--- Provided information ---
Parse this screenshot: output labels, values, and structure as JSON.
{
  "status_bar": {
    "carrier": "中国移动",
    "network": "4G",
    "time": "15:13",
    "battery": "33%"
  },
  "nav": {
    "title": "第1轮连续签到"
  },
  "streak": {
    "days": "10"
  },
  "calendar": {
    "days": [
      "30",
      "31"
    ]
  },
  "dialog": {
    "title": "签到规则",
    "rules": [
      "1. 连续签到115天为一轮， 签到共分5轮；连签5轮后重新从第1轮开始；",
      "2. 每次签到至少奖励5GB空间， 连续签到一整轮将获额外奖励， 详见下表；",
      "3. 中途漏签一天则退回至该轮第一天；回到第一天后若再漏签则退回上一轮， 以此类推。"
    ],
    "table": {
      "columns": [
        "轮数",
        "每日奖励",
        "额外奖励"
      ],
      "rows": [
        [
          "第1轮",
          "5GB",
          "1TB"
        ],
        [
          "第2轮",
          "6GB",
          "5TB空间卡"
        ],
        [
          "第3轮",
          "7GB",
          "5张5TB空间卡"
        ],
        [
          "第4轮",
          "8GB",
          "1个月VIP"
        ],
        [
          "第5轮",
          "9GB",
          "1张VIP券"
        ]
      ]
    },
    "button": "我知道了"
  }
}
---
--- Provided information ---
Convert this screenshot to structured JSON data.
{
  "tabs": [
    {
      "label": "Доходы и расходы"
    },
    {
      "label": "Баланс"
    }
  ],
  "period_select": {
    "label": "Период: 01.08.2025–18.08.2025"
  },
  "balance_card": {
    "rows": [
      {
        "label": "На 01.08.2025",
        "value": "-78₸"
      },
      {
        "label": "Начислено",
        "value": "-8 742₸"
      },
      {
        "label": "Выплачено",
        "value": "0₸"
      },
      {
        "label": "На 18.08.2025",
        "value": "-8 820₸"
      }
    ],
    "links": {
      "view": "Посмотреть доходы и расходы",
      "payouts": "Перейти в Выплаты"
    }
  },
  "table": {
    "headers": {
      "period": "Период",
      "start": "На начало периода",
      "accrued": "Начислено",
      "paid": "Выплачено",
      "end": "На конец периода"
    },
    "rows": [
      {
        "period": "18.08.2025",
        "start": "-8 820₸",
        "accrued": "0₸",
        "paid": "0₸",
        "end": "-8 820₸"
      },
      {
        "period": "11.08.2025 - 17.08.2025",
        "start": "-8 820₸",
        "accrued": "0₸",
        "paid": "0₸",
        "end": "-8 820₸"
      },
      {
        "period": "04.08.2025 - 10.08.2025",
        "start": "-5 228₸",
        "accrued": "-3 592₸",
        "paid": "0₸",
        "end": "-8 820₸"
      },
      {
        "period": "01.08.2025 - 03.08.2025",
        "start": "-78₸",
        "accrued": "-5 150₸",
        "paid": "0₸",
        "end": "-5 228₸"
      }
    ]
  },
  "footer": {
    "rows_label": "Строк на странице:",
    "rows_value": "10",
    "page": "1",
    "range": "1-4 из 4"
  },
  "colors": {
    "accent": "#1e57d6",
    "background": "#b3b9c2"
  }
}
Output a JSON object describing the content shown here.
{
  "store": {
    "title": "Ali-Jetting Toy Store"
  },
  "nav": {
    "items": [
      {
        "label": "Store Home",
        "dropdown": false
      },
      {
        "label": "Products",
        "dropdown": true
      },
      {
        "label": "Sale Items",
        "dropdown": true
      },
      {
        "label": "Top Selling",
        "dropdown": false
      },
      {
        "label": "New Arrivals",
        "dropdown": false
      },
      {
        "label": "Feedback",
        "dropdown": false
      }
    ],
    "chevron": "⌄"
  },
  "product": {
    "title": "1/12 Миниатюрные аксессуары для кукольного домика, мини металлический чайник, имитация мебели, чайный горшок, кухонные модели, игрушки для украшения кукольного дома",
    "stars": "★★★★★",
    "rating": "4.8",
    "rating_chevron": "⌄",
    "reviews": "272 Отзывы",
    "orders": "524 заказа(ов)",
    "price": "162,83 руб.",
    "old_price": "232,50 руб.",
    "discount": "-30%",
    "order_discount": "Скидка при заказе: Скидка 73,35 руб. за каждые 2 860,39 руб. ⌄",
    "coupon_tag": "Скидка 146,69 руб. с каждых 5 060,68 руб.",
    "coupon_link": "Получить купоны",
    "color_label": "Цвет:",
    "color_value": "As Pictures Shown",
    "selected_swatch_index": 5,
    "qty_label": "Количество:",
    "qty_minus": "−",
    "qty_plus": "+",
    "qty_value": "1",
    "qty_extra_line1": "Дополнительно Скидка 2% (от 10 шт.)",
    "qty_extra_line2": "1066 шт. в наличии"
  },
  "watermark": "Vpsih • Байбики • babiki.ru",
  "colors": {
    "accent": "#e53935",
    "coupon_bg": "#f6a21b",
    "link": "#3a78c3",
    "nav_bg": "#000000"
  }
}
---
--- Provided information ---
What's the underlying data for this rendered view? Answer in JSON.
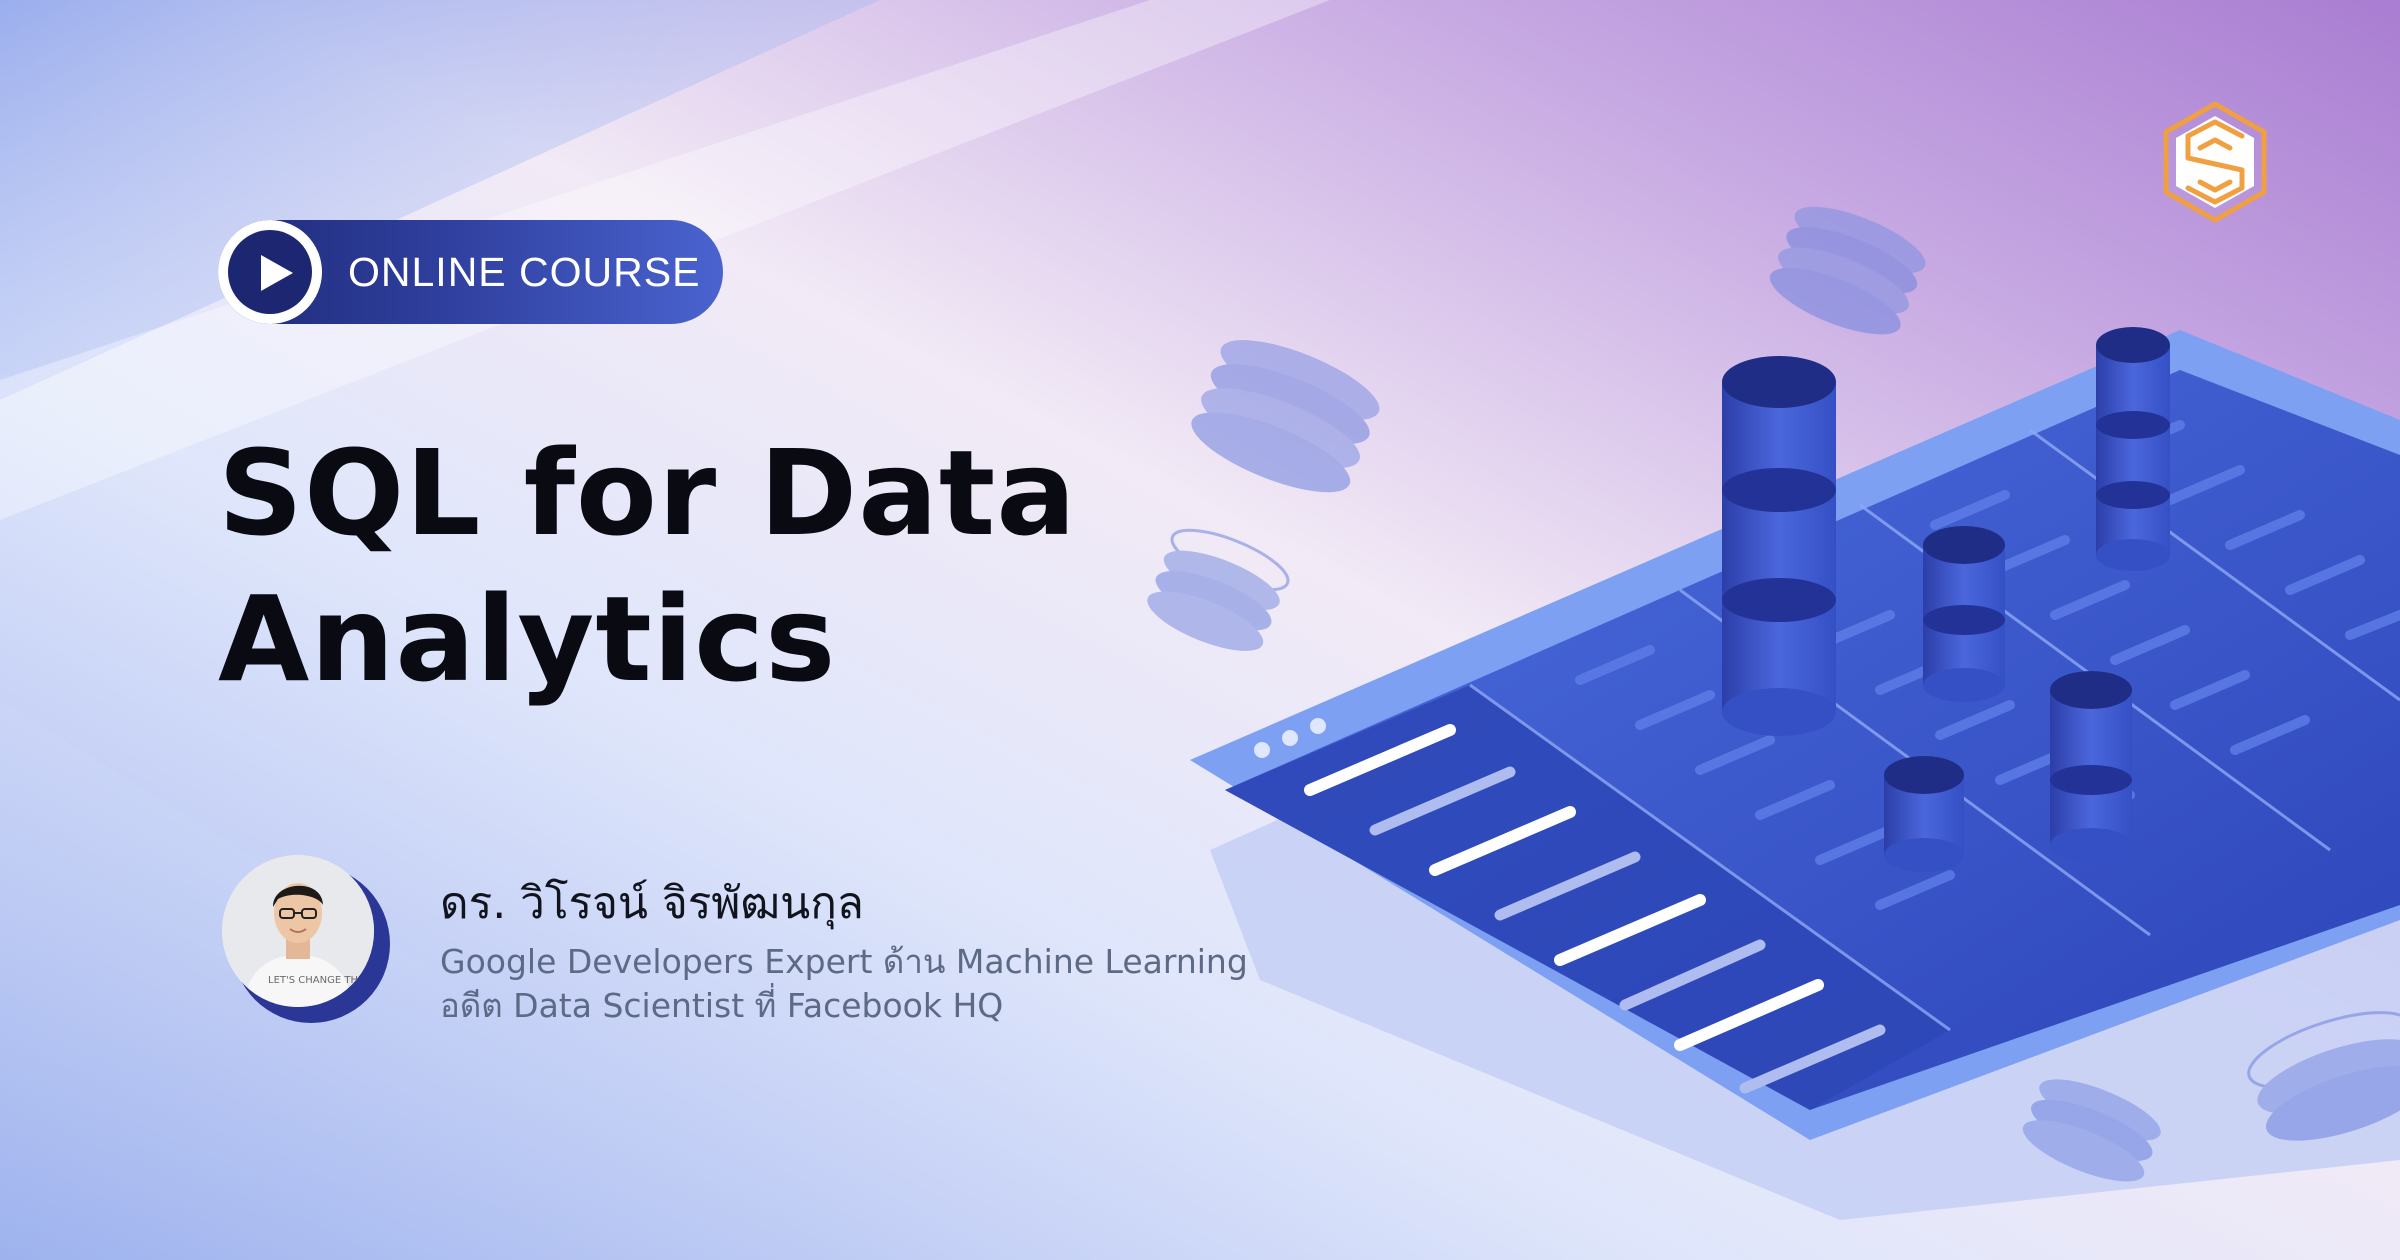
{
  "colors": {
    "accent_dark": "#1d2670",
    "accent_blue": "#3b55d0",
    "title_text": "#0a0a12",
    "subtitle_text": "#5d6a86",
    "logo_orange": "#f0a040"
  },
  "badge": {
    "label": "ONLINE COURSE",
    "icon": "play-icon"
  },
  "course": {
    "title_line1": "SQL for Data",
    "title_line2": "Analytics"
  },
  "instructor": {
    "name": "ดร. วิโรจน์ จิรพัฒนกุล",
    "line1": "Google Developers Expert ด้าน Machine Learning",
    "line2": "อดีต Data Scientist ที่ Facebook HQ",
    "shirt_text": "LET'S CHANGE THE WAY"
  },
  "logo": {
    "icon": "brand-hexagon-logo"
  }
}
---
■ Stated goal:
Scan the lines above for "Скидка", then copy every one that has it.

■ Solution to this problem:
    "order_discount": "Скидка при заказе: Скидка 73,35 руб. за каждые 2 860,39 руб. ⌄",
    "coupon_tag": "Скидка 146,69 руб. с каждых 5 060,68 руб.",
    "qty_extra_line1": "Дополнительно Скидка 2% (от 10 шт.)",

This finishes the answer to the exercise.